STATED PROBLEM: Retype each of the lines below verbatim, changing no character, number or bracket.

MATERIAL FOR THIS EXERCISE:
*-*-*

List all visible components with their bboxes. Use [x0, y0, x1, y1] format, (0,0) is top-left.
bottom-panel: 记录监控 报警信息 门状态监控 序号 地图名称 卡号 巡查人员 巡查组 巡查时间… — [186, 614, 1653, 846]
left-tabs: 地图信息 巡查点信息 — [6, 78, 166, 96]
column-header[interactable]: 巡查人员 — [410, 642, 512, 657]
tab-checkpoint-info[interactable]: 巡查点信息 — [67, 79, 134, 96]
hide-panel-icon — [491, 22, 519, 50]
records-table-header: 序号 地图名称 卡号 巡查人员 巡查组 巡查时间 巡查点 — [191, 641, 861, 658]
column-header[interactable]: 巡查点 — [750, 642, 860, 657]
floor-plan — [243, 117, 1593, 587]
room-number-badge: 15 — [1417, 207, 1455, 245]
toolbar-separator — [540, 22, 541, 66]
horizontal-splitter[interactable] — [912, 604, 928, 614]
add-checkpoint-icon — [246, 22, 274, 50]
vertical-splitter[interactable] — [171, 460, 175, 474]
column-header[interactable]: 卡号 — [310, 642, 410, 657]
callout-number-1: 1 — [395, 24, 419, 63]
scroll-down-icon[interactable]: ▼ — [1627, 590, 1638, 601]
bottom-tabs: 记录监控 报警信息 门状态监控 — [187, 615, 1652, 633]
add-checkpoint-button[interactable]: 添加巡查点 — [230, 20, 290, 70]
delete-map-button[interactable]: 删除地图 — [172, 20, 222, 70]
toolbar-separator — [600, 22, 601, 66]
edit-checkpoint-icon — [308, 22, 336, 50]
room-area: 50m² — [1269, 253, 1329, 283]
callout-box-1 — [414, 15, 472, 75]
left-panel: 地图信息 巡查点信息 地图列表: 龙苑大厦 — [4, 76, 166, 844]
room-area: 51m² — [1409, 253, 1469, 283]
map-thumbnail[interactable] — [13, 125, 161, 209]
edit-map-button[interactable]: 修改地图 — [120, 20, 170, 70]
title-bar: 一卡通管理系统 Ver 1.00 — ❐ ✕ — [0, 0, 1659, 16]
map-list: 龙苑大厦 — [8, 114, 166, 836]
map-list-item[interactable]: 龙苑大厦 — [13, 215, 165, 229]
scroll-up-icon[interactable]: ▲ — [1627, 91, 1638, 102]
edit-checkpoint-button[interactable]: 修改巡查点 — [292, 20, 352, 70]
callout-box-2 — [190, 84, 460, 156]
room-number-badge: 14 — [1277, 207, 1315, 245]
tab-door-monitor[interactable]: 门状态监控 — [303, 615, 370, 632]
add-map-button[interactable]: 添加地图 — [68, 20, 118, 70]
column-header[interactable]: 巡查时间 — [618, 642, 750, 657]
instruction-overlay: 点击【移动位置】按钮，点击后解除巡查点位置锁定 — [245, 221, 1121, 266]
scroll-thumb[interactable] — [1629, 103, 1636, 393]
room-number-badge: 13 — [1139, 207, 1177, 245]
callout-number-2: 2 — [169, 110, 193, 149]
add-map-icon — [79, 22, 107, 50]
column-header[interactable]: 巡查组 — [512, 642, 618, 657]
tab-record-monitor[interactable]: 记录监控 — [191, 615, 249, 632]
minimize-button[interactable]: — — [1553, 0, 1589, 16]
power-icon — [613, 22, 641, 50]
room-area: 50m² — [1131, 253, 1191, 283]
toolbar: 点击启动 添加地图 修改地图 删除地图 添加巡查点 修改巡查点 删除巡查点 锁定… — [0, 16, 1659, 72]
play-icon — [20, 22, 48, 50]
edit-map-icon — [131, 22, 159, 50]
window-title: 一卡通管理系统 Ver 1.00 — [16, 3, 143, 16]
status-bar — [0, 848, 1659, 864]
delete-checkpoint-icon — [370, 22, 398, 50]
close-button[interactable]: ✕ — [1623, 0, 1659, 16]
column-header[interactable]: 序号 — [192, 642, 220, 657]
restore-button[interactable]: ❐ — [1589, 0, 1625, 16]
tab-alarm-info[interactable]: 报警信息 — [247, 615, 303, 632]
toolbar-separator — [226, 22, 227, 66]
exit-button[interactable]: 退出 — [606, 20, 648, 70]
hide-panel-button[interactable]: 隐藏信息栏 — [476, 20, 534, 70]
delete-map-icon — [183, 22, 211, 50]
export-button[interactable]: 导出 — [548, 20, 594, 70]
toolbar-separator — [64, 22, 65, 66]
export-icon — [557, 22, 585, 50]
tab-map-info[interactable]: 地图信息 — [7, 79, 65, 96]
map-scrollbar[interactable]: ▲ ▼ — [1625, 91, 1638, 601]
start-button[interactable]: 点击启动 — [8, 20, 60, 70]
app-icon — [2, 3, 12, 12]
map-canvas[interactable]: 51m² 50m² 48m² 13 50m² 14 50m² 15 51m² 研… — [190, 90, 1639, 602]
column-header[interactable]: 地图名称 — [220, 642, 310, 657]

*-*-*

WORKED ANSWER:
List all visible components with their bboxes. Use [x0, y0, x1, y1] format, (0,0) is top-left.
bottom-panel: 记录监控 报警信息 门状态监控 序号 地图名称 卡号 巡查人员 巡查组 巡查时间… — [186, 614, 1653, 846]
left-tabs: 地图信息 巡查点信息 — [6, 78, 166, 96]
column-header[interactable]: 巡查人员 — [410, 642, 512, 657]
tab-checkpoint-info[interactable]: 巡查点信息 — [67, 79, 134, 96]
hide-panel-icon — [491, 22, 519, 50]
records-table-header: 序号 地图名称 卡号 巡查人员 巡查组 巡查时间 巡查点 — [191, 641, 861, 658]
column-header[interactable]: 巡查点 — [750, 642, 860, 657]
floor-plan — [243, 117, 1593, 587]
room-number-badge: 15 — [1417, 207, 1455, 245]
toolbar-separator — [540, 22, 541, 66]
horizontal-splitter[interactable] — [912, 604, 928, 614]
add-checkpoint-icon — [246, 22, 274, 50]
vertical-splitter[interactable] — [171, 460, 175, 474]
column-header[interactable]: 卡号 — [310, 642, 410, 657]
callout-number-1: 1 — [395, 24, 419, 63]
scroll-down-icon[interactable]: ▼ — [1627, 590, 1638, 601]
bottom-tabs: 记录监控 报警信息 门状态监控 — [187, 615, 1652, 633]
add-checkpoint-button[interactable]: 添加巡查点 — [230, 20, 290, 70]
delete-map-button[interactable]: 删除地图 — [172, 20, 222, 70]
toolbar-separator — [600, 22, 601, 66]
edit-checkpoint-icon — [308, 22, 336, 50]
room-area: 50m² — [1269, 253, 1329, 283]
callout-box-1 — [414, 15, 472, 75]
left-panel: 地图信息 巡查点信息 地图列表: 龙苑大厦 — [4, 76, 166, 844]
room-area: 51m² — [1409, 253, 1469, 283]
map-thumbnail[interactable] — [13, 125, 161, 209]
edit-map-button[interactable]: 修改地图 — [120, 20, 170, 70]
title-bar: 一卡通管理系统 Ver 1.00 — ❐ ✕ — [0, 0, 1659, 16]
map-list: 龙苑大厦 — [8, 114, 166, 836]
map-list-item[interactable]: 龙苑大厦 — [13, 215, 165, 229]
scroll-up-icon[interactable]: ▲ — [1627, 91, 1638, 102]
edit-checkpoint-button[interactable]: 修改巡查点 — [292, 20, 352, 70]
callout-box-2 — [190, 84, 460, 156]
room-number-badge: 14 — [1277, 207, 1315, 245]
tab-door-monitor[interactable]: 门状态监控 — [303, 615, 370, 632]
add-map-button[interactable]: 添加地图 — [68, 20, 118, 70]
column-header[interactable]: 巡查时间 — [618, 642, 750, 657]
instruction-overlay: 点击【移动位置】按钮，点击后解除巡查点位置锁定 — [245, 221, 1121, 266]
scroll-thumb[interactable] — [1629, 103, 1636, 393]
room-number-badge: 13 — [1139, 207, 1177, 245]
callout-number-2: 2 — [169, 110, 193, 149]
add-map-icon — [79, 22, 107, 50]
column-header[interactable]: 巡查组 — [512, 642, 618, 657]
tab-record-monitor[interactable]: 记录监控 — [191, 615, 249, 632]
minimize-button[interactable]: — — [1553, 0, 1589, 16]
power-icon — [613, 22, 641, 50]
room-area: 50m² — [1131, 253, 1191, 283]
toolbar: 点击启动 添加地图 修改地图 删除地图 添加巡查点 修改巡查点 删除巡查点 锁定… — [0, 16, 1659, 72]
play-icon — [20, 22, 48, 50]
edit-map-icon — [131, 22, 159, 50]
window-title: 一卡通管理系统 Ver 1.00 — [16, 3, 143, 16]
status-bar — [0, 848, 1659, 864]
delete-checkpoint-icon — [370, 22, 398, 50]
close-button[interactable]: ✕ — [1623, 0, 1659, 16]
column-header[interactable]: 序号 — [192, 642, 220, 657]
restore-button[interactable]: ❐ — [1589, 0, 1625, 16]
tab-alarm-info[interactable]: 报警信息 — [247, 615, 303, 632]
toolbar-separator — [226, 22, 227, 66]
exit-button[interactable]: 退出 — [606, 20, 648, 70]
hide-panel-button[interactable]: 隐藏信息栏 — [476, 20, 534, 70]
delete-map-icon — [183, 22, 211, 50]
export-button[interactable]: 导出 — [548, 20, 594, 70]
toolbar-separator — [64, 22, 65, 66]
export-icon — [557, 22, 585, 50]
tab-map-info[interactable]: 地图信息 — [7, 79, 65, 96]
map-scrollbar[interactable]: ▲ ▼ — [1625, 91, 1638, 601]
start-button[interactable]: 点击启动 — [8, 20, 60, 70]
app-icon — [2, 3, 12, 12]
map-canvas[interactable]: 51m² 50m² 48m² 13 50m² 14 50m² 15 51m² 研… — [190, 90, 1639, 602]
column-header[interactable]: 地图名称 — [220, 642, 310, 657]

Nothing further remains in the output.